**Given information**
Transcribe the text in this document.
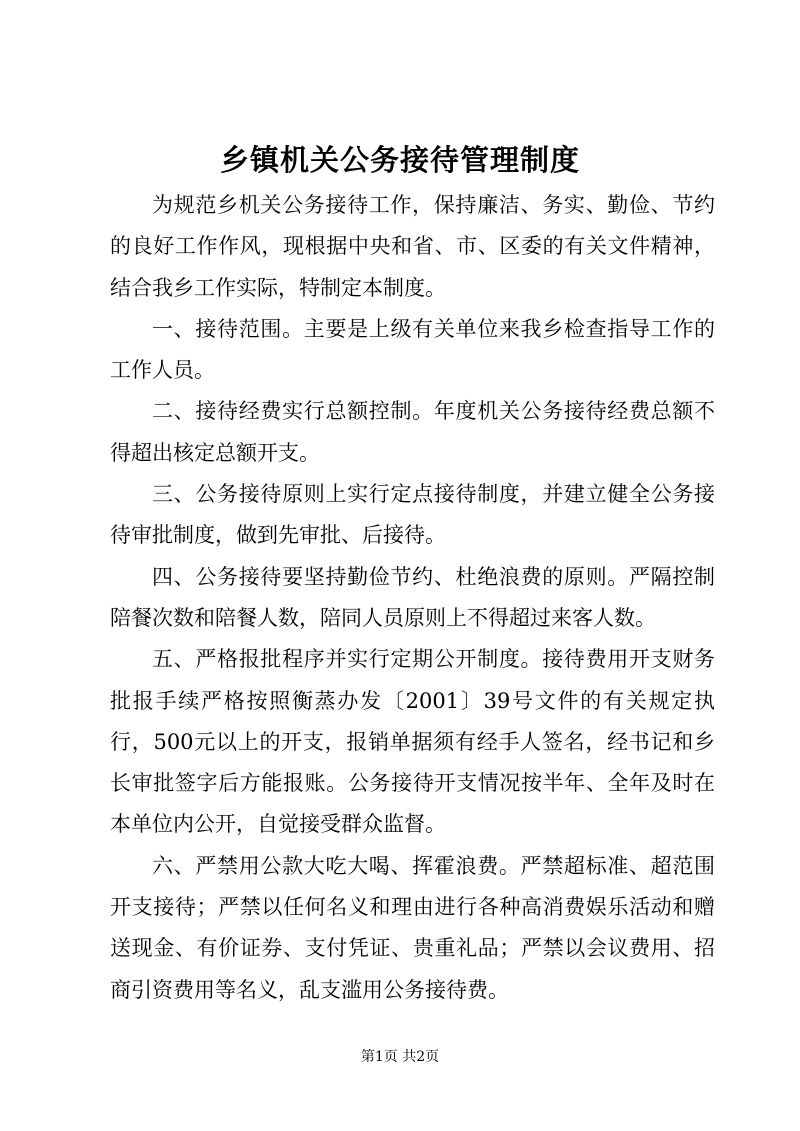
乡镇机关公务接待管理制度

为规范乡机关公务接待工作，保持廉洁、务实、勤俭、节约的良好工作作风，现根据中央和省、市、区委的有关文件精神，结合我乡工作实际，特制定本制度。

一、接待范围。主要是上级有关单位来我乡检查指导工作的工作人员。

二、接待经费实行总额控制。年度机关公务接待经费总额不得超出核定总额开支。

三、公务接待原则上实行定点接待制度，并建立健全公务接待审批制度，做到先审批、后接待。

四、公务接待要坚持勤俭节约、杜绝浪费的原则。严隔控制陪餐次数和陪餐人数，陪同人员原则上不得超过来客人数。

五、严格报批程序并实行定期公开制度。接待费用开支财务批报手续严格按照衡蒸办发〔2001〕39号文件的有关规定执行，500元以上的开支，报销单据须有经手人签名，经书记和乡长审批签字后方能报账。公务接待开支情况按半年、全年及时在本单位内公开，自觉接受群众监督。

六、严禁用公款大吃大喝、挥霍浪费。严禁超标准、超范围开支接待；严禁以任何名义和理由进行各种高消费娱乐活动和赠送现金、有价证券、支付凭证、贵重礼品；严禁以会议费用、招商引资费用等名义，乱支滥用公务接待费。

第1页 共2页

**Problem to solve**
From start to finish, output the listing exactly, but omit its pictures.

**Exercise answer**
Transcribe the text in this document.
乡镇机关公务接待管理制度

为规范乡机关公务接待工作，保持廉洁、务实、勤俭、节约的良好工作作风，现根据中央和省、市、区委的有关文件精神，结合我乡工作实际，特制定本制度。

一、接待范围。主要是上级有关单位来我乡检查指导工作的工作人员。

二、接待经费实行总额控制。年度机关公务接待经费总额不得超出核定总额开支。

三、公务接待原则上实行定点接待制度，并建立健全公务接待审批制度，做到先审批、后接待。

四、公务接待要坚持勤俭节约、杜绝浪费的原则。严隔控制陪餐次数和陪餐人数，陪同人员原则上不得超过来客人数。

五、严格报批程序并实行定期公开制度。接待费用开支财务批报手续严格按照衡蒸办发〔2001〕39号文件的有关规定执行，500元以上的开支，报销单据须有经手人签名，经书记和乡长审批签字后方能报账。公务接待开支情况按半年、全年及时在本单位内公开，自觉接受群众监督。

六、严禁用公款大吃大喝、挥霍浪费。严禁超标准、超范围开支接待；严禁以任何名义和理由进行各种高消费娱乐活动和赠送现金、有价证券、支付凭证、贵重礼品；严禁以会议费用、招商引资费用等名义，乱支滥用公务接待费。

第1页 共2页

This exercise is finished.